| Actions to take |
1. According to the passage on Port Ellen Maltings, in what year was the Concordat of Islay Distillers signed?
2. Carry on the passage about Port Ellen Maltings from its last sentence.

The new maltings worked normally until the early 1980s when there was a general downturn in the production of new make whisky. Many distilleries across Scotland were closed at this time and all the others went on to part time production. At Scottish Malt Distillers, Port Ellen Distillery closed (in 1983) and Caol Ila and Lagavulin were both producing well below their maximum capacity. At this point it appeared that the maltings might have to be closed too as it was not economic to run the plant at these low production levels. However, the other distillers on the island came to the rescue.

They wished to obtain high quality Islay produced malt from Port Ellen and so the seeds of an agreement were sown. In 1987 the Concordat of Islay Distillers was signed - a gentleman’s agreement between the maltings and all the distillers on Islay and Jura, who agreed to take at least a proportion of their malt from Port Ellen Maltings - this saved the maltings from closure and gave the distilleries access to high quality Islay malt.

| Dataset content |
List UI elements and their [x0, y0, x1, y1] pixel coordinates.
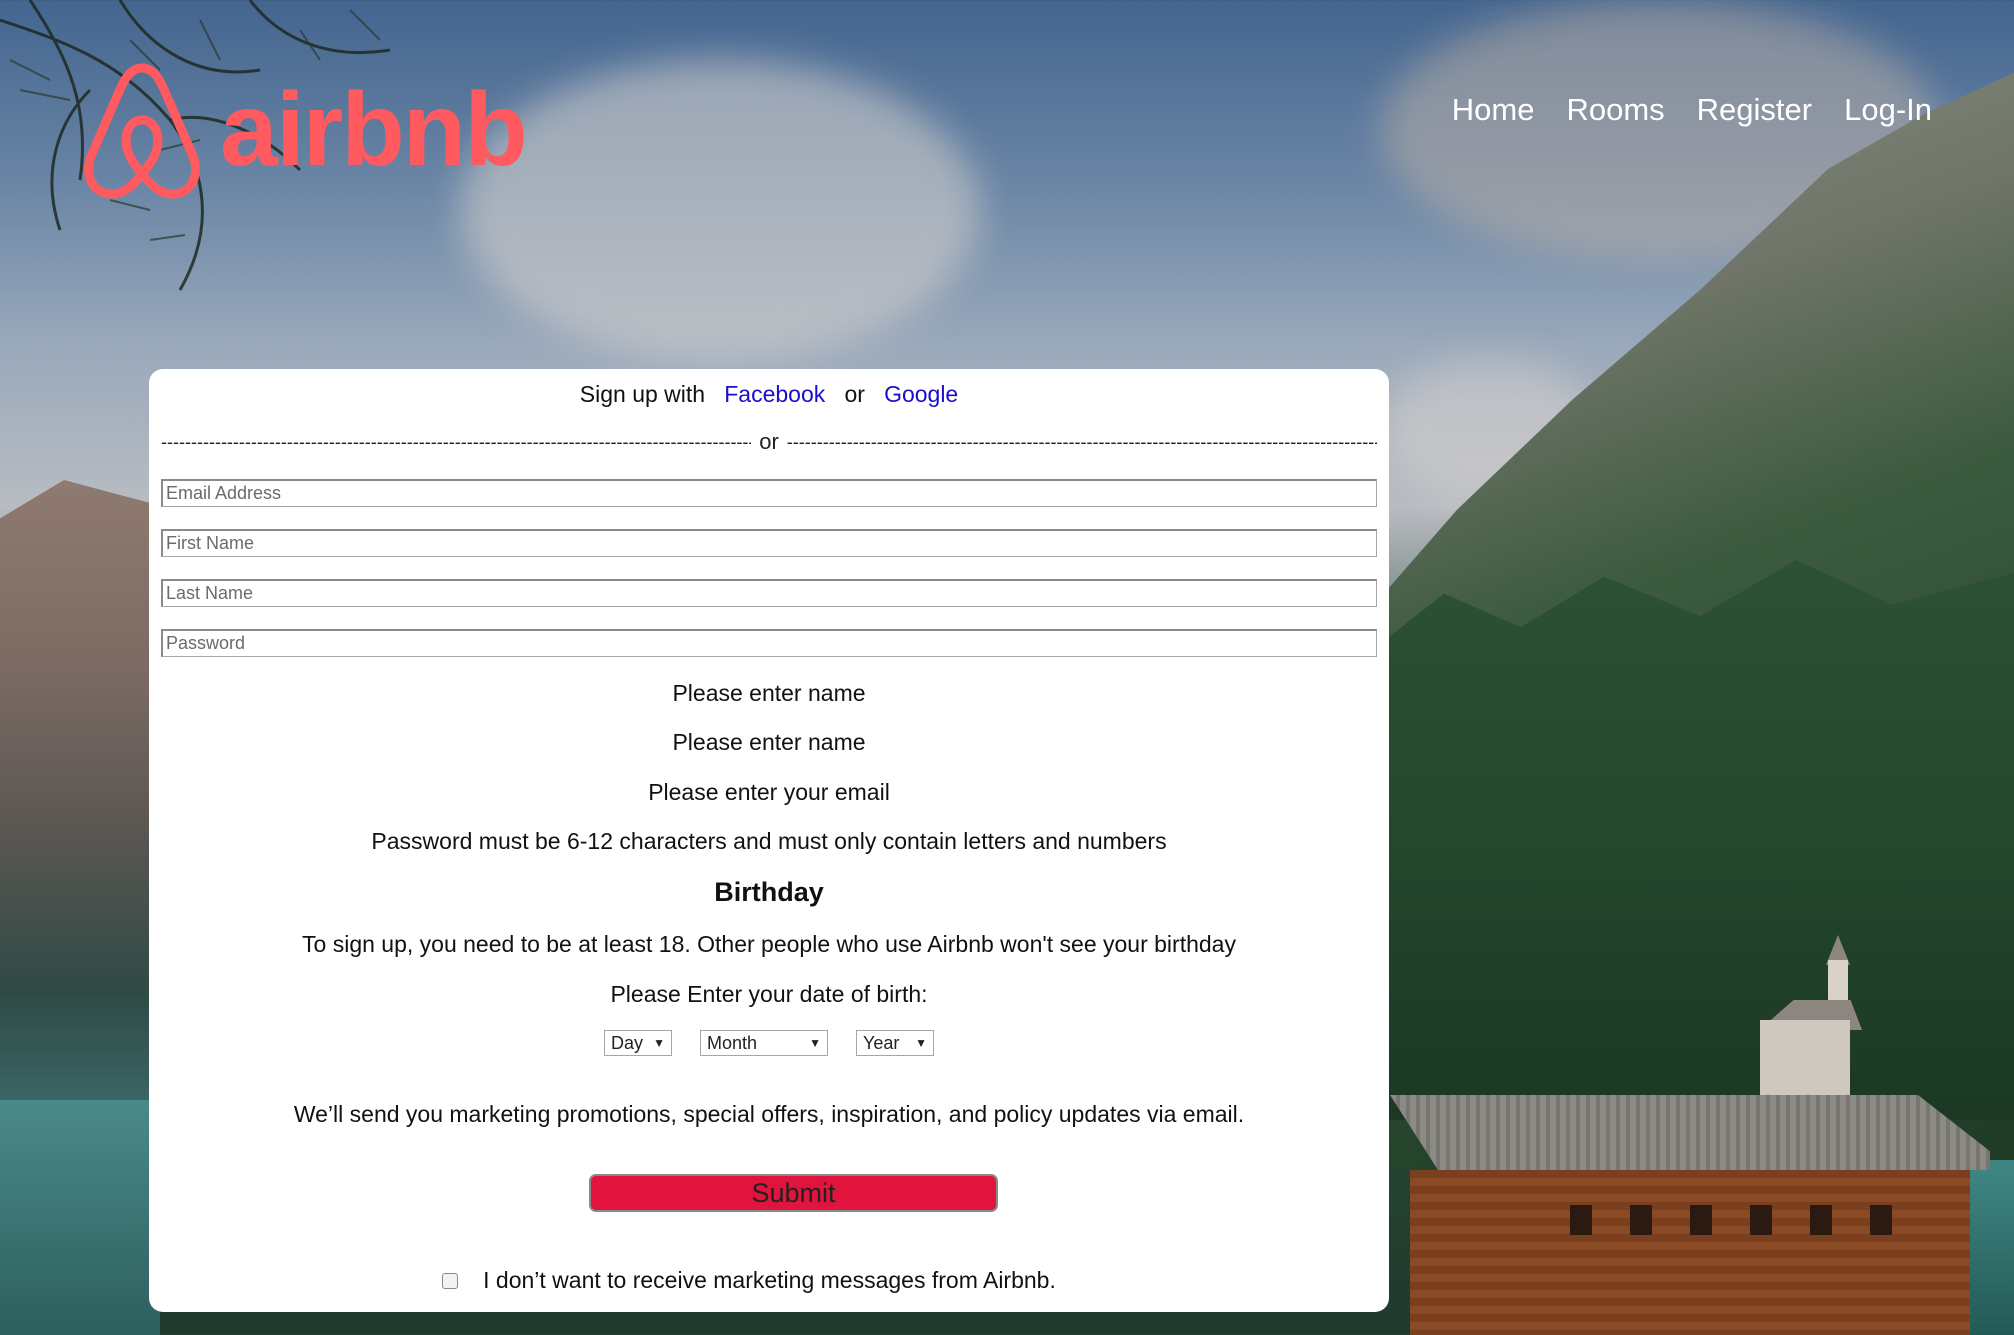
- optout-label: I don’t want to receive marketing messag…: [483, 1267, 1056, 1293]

| Outputs by task |
1. 1987

2.
As part of the agreement the maltings had to produce malt to each customer’s specification. Instead of producing only high peated, direct fired malt, the maltings had to satisfy the requirements of 8 distilleries whose specifications ranged across the entire spectrum of distilling malts from unpeated, indirect fired, through low and medium peated to the more familiar high peated and direct fired malts. The changing pattern of distillery ownership on the island, and changes in senior management, means that today the Concordat is not what it was, but demand for malt from Port Ellen remains high, driven largely by the requirements of Lagavulin and Caol Ila distilleries.